→ **TASK INSTRUCTIONS**:
Look through the material below. Copy every line with the string "text" in it.

Data entries:
%%

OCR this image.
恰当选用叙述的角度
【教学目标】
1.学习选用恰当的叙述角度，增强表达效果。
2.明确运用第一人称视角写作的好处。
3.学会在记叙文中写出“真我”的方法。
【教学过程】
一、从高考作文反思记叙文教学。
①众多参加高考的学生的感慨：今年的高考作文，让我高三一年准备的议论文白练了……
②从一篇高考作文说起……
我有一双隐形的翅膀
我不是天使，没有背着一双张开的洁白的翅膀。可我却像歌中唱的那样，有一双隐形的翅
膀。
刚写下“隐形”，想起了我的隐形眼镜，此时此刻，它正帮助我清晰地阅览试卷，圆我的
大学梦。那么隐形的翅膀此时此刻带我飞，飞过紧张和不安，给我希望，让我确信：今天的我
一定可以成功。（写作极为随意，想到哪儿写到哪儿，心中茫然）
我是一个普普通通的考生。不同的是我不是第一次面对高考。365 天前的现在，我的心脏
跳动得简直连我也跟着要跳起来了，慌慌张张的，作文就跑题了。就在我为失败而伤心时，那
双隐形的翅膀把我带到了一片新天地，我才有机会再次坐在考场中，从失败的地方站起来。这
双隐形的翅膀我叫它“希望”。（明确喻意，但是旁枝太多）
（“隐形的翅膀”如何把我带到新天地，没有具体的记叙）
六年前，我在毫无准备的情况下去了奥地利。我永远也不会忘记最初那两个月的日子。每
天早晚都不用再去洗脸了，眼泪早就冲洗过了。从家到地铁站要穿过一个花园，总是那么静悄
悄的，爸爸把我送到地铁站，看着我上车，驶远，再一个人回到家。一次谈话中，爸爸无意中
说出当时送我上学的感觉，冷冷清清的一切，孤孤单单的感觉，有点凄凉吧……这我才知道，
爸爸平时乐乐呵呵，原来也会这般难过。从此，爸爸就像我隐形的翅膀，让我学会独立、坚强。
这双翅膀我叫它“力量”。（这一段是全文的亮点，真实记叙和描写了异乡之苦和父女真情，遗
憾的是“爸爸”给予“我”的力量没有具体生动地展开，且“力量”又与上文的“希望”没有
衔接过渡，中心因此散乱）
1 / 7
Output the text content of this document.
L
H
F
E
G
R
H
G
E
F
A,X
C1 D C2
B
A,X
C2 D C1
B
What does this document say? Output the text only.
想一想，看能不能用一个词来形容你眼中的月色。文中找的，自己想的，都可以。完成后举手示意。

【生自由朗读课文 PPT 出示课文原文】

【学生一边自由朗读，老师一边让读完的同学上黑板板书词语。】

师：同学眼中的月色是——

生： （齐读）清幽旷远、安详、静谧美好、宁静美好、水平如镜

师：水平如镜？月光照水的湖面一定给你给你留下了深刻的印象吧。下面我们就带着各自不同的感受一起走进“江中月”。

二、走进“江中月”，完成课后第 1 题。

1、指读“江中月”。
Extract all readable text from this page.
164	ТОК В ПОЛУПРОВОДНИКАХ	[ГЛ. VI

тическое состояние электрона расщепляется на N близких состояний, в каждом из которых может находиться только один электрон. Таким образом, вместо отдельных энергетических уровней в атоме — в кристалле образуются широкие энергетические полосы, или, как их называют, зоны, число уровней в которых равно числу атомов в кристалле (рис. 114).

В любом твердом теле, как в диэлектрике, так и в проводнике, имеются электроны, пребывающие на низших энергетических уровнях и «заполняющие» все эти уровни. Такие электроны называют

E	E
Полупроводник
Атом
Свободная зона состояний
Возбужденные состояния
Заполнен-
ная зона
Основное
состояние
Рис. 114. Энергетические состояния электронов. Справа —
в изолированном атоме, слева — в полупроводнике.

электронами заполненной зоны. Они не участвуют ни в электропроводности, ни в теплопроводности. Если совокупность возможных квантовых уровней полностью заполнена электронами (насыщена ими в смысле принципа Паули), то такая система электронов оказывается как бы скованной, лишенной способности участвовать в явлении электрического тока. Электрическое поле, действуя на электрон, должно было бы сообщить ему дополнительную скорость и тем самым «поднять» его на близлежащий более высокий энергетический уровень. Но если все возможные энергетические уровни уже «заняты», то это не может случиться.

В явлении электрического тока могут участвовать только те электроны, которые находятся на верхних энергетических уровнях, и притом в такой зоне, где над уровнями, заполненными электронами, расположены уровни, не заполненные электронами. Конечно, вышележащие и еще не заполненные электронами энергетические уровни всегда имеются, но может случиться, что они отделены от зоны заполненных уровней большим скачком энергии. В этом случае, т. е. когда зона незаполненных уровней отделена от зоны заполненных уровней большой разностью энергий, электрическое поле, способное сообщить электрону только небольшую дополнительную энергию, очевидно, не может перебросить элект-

%%

→ **CORRECT RESULT**:
Output the text content of this document.
What does this document say? Output the text only.
Extract all readable text from this page.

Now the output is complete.